What you will do:
Every record below should be printed exactly as it appears.

= = = = =

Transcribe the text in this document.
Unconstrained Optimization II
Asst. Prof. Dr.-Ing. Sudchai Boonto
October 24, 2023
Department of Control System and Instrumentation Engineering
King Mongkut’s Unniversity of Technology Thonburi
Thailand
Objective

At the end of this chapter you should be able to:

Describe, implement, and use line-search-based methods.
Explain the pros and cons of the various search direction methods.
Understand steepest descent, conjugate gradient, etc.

= = = = =

Task response:
Transcribe the text in this document.
Unconstrained Optimization II
Asst. Prof. Dr.-Ing. Sudchai Boonto
October 24, 2023
Department of Control System and Instrumentation Engineering
King Mongkut’s Unniversity of Technology Thonburi
Thailand
Objective

At the end of this chapter you should be able to:

Describe, implement, and use line-search-based methods.
Explain the pros and cons of the various search direction methods.
Understand steepest descent, conjugate gradient, etc.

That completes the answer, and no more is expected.